**WRITTEN PROBLEM**. Copy each line of the entries that contains the word "Underlying".

**DATA SHOWN**.
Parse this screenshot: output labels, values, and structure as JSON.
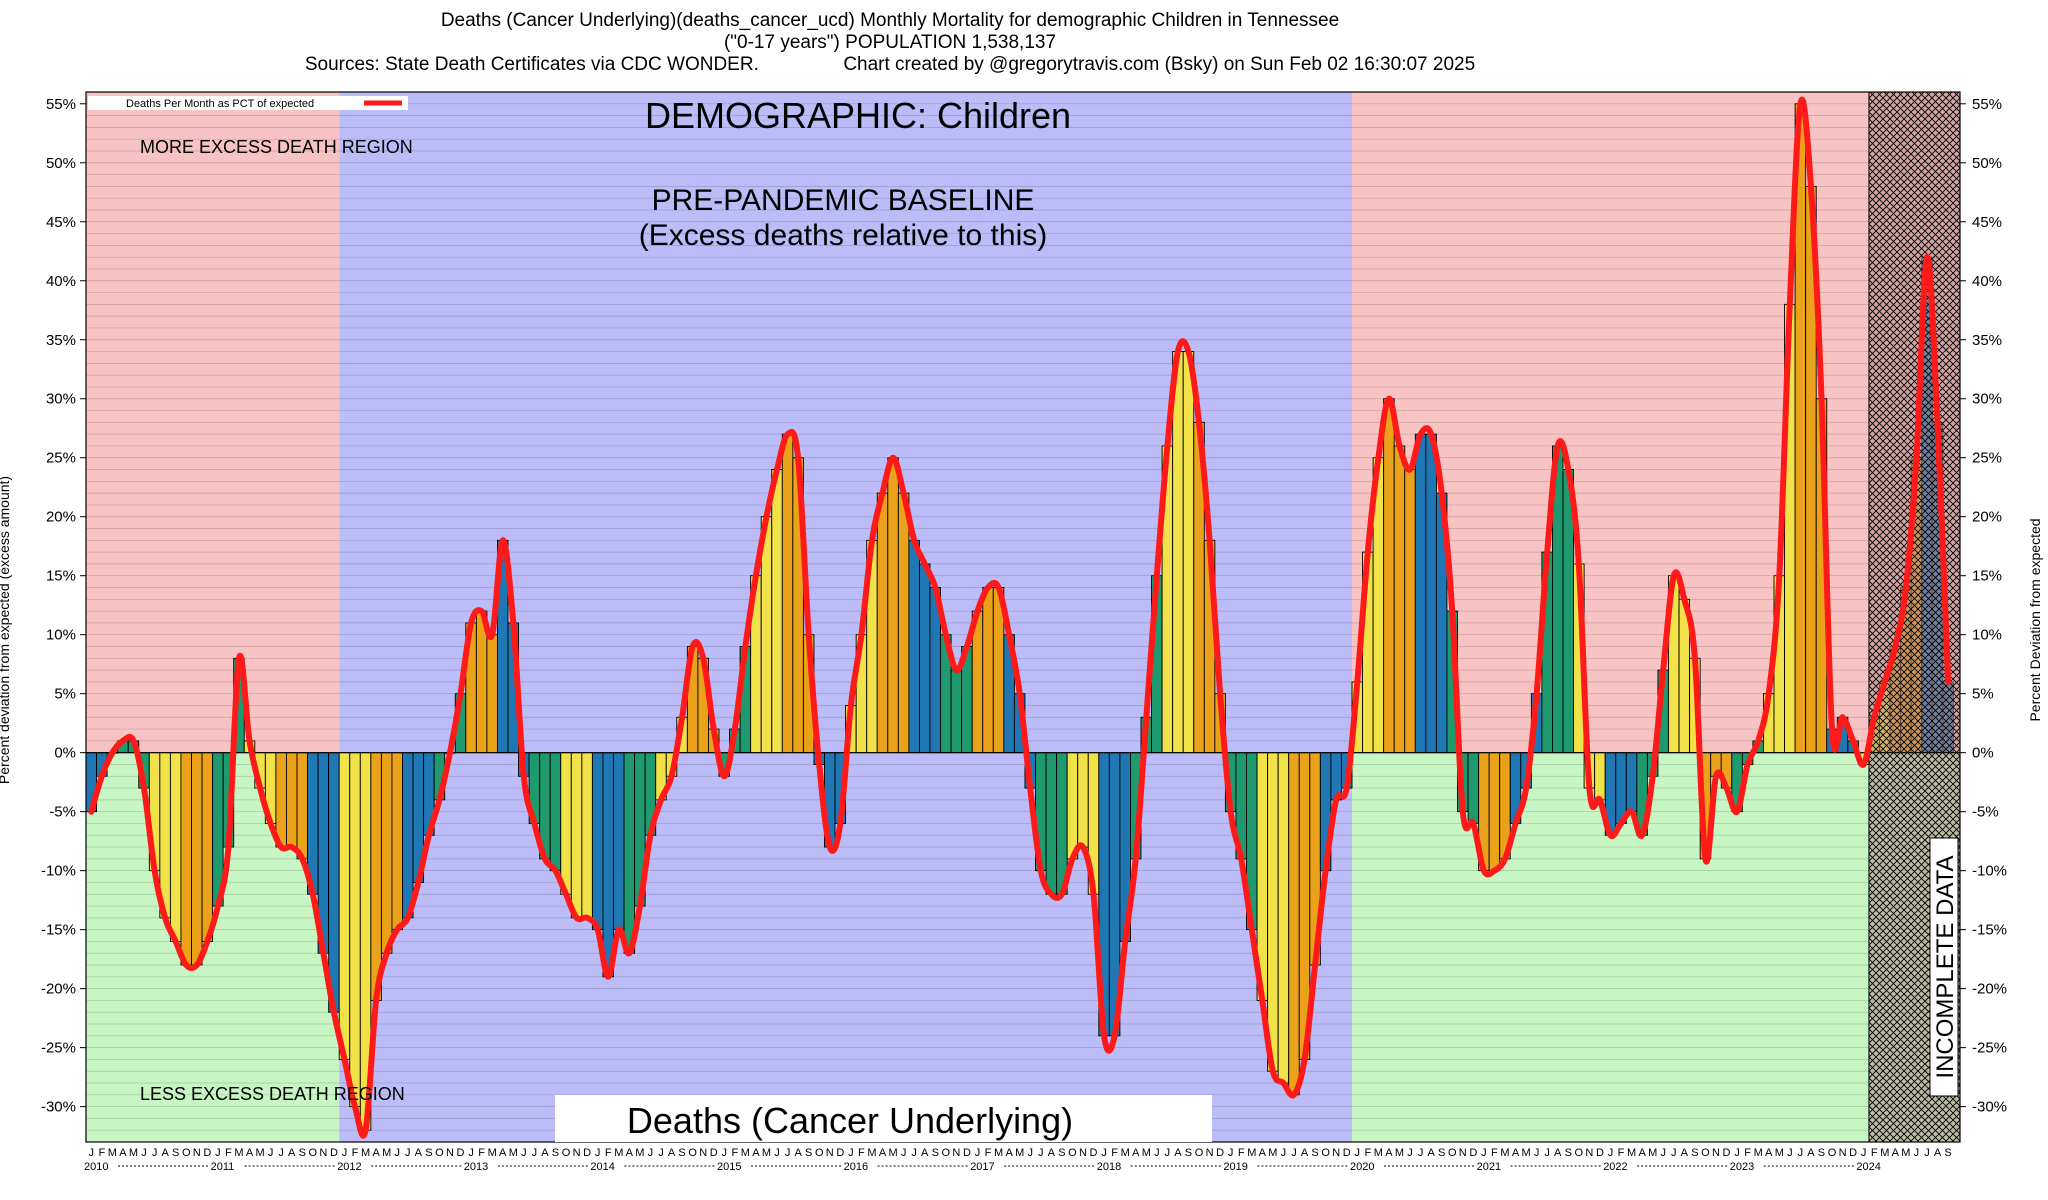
{
  "header": {
    "line1": "Deaths (Cancer Underlying)(deaths_cancer_ucd) Monthly Mortality for demographic Children in Tennessee",
    "line2": "(\"0-17 years\") POPULATION 1,538,137",
    "line3": "Sources: State Death Certificates via CDC WONDER.                Chart created by @gregorytravis.com (Bsky) on Sun Feb 02 16:30:07 2025"
  },
  "colors": {
    "excess_region": "#f8c3c3",
    "less_region": "#c7f5c3",
    "baseline_region": "#bcbcf8",
    "incomplete_region": "#b48a8a",
    "line": "#ff1a1a",
    "bar_palette": [
      "#1f77b4",
      "#1f9a6e",
      "#f2e24a",
      "#e9a21a"
    ]
  },
  "chart_data": {
    "type": "bar",
    "title": "DEMOGRAPHIC: Children",
    "ylabel": "Percent deviation from expected (excess amount)",
    "ylabel_right": "Percent Deviation from expected",
    "ylim": [
      -33,
      56
    ],
    "yticks": [
      -30,
      -25,
      -20,
      -15,
      -10,
      -5,
      0,
      5,
      10,
      15,
      20,
      25,
      30,
      35,
      40,
      45,
      50,
      55
    ],
    "grid": true,
    "legend": {
      "label": "Deaths Per Month as PCT of expected",
      "position": "top-left"
    },
    "month_letters": [
      "J",
      "F",
      "M",
      "A",
      "M",
      "J",
      "J",
      "A",
      "S",
      "O",
      "N",
      "D"
    ],
    "years": [
      "2010",
      "2011",
      "2012",
      "2013",
      "2014",
      "2015",
      "2016",
      "2017",
      "2018",
      "2019",
      "2020",
      "2021",
      "2022",
      "2023",
      "2024"
    ],
    "baseline_years": [
      "2012",
      "2013",
      "2014",
      "2015",
      "2016",
      "2017",
      "2018",
      "2019"
    ],
    "incomplete_from": "2024-02",
    "annotations": {
      "more_region": "MORE EXCESS DEATH REGION",
      "less_region": "LESS EXCESS DEATH REGION",
      "baseline_title": "PRE-PANDEMIC BASELINE",
      "baseline_subtitle": "(Excess deaths relative to this)",
      "incomplete": "INCOMPLETE DATA",
      "bottom_label": "Deaths (Cancer Underlying)"
    },
    "series": [
      {
        "name": "Deaths Per Month as PCT of expected",
        "values": [
          -5,
          -2,
          0,
          1,
          1,
          -3,
          -10,
          -14,
          -16,
          -18,
          -18,
          -16,
          -13,
          -8,
          8,
          1,
          -3,
          -6,
          -8,
          -8,
          -9,
          -12,
          -17,
          -22,
          -26,
          -30,
          -32,
          -21,
          -17,
          -15,
          -14,
          -11,
          -7,
          -4,
          0,
          5,
          11,
          12,
          10,
          18,
          11,
          -2,
          -6,
          -9,
          -10,
          -12,
          -14,
          -14,
          -15,
          -19,
          -15,
          -17,
          -13,
          -7,
          -4,
          -2,
          3,
          9,
          8,
          2,
          -2,
          2,
          9,
          15,
          20,
          24,
          27,
          25,
          10,
          -1,
          -8,
          -6,
          4,
          10,
          18,
          22,
          25,
          22,
          18,
          16,
          14,
          10,
          7,
          9,
          12,
          14,
          14,
          10,
          5,
          -3,
          -10,
          -12,
          -12,
          -9,
          -8,
          -12,
          -24,
          -24,
          -16,
          -9,
          3,
          15,
          26,
          34,
          34,
          28,
          18,
          5,
          -5,
          -9,
          -15,
          -21,
          -27,
          -28,
          -29,
          -26,
          -18,
          -10,
          -4,
          -3,
          6,
          17,
          25,
          30,
          26,
          24,
          27,
          27,
          22,
          12,
          -5,
          -6,
          -10,
          -10,
          -9,
          -6,
          -3,
          5,
          17,
          26,
          24,
          16,
          -3,
          -4,
          -7,
          -6,
          -5,
          -7,
          -2,
          7,
          15,
          13,
          8,
          -9,
          -2,
          -3,
          -5,
          -1,
          1,
          5,
          15,
          38,
          55,
          48,
          30,
          2,
          3,
          1,
          -1,
          3,
          6,
          9,
          14,
          25,
          42,
          28,
          6
        ]
      }
    ]
  }
}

**OUTPUT**.
    "line1": "Deaths (Cancer Underlying)(deaths_cancer_ucd) Monthly Mortality for demographic Children in Tennessee",
      "bottom_label": "Deaths (Cancer Underlying)"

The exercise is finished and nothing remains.